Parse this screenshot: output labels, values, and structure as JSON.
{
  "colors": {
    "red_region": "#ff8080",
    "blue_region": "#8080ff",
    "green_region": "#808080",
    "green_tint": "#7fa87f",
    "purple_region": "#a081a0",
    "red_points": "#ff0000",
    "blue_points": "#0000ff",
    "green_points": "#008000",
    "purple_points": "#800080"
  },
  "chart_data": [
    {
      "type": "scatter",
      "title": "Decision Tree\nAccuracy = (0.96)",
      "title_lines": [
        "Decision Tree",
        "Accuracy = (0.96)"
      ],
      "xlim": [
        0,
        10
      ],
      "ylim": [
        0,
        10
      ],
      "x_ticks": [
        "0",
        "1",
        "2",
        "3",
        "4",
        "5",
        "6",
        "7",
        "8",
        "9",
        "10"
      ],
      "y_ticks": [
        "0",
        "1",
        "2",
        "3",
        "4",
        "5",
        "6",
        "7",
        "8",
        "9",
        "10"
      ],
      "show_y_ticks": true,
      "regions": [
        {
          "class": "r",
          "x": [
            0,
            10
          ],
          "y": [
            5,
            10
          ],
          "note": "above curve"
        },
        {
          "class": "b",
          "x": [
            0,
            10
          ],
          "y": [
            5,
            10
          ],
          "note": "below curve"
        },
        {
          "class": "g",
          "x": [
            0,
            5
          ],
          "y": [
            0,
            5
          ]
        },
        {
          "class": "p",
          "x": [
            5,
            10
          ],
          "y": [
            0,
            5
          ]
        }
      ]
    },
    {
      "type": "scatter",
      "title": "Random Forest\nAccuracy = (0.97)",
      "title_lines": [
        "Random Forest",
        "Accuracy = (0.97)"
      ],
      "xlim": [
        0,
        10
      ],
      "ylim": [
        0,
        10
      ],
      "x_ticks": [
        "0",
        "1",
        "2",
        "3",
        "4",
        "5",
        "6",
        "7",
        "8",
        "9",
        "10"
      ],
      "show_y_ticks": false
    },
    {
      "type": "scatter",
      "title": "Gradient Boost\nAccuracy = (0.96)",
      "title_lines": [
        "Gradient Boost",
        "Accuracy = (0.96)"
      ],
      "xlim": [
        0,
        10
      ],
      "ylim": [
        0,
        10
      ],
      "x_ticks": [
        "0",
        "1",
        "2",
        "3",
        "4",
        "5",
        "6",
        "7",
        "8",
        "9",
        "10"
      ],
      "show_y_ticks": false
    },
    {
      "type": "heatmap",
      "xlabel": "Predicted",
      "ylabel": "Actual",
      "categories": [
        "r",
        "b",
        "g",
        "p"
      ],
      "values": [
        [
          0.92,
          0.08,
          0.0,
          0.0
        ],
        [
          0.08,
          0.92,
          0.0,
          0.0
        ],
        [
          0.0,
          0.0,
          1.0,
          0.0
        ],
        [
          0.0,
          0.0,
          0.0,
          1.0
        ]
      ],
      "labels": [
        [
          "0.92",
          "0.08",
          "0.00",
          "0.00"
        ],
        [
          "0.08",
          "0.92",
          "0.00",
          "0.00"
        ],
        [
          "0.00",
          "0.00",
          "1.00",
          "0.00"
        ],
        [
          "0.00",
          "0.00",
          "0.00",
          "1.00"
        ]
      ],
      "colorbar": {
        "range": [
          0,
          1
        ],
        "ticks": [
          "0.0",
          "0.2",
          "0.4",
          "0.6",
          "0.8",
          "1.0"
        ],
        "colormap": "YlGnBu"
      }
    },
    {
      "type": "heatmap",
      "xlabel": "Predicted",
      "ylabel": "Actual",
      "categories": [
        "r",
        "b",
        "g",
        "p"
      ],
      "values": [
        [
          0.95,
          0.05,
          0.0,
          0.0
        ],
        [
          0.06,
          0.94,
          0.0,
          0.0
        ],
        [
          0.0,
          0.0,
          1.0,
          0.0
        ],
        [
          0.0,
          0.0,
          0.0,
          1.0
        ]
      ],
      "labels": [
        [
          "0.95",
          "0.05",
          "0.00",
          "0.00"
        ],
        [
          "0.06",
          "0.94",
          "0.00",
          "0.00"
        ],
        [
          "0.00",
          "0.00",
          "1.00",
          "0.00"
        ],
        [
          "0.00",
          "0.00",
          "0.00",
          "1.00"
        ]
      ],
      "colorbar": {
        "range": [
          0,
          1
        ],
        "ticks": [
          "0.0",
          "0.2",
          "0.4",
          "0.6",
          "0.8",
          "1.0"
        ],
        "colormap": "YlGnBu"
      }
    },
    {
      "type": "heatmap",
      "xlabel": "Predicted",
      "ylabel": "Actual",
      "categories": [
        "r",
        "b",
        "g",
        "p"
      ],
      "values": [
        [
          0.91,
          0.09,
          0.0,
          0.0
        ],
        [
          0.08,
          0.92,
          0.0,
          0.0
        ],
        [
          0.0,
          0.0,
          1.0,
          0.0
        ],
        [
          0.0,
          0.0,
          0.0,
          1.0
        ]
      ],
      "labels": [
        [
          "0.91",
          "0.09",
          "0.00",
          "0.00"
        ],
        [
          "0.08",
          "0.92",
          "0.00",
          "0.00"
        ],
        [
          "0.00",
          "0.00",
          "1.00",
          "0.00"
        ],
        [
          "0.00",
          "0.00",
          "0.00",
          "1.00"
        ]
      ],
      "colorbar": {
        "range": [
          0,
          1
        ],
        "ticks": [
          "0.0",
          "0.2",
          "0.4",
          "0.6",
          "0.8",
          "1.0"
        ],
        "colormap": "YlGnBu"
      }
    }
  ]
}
● ● ● ● ● ● ●
### PROBLEM TO SOLVE
Using the listing above, locate the lines that hold "Forest" and copy each one.

### EXPECTED ANSWER
      "title": "Random Forest\nAccuracy = (0.97)",
        "Random Forest",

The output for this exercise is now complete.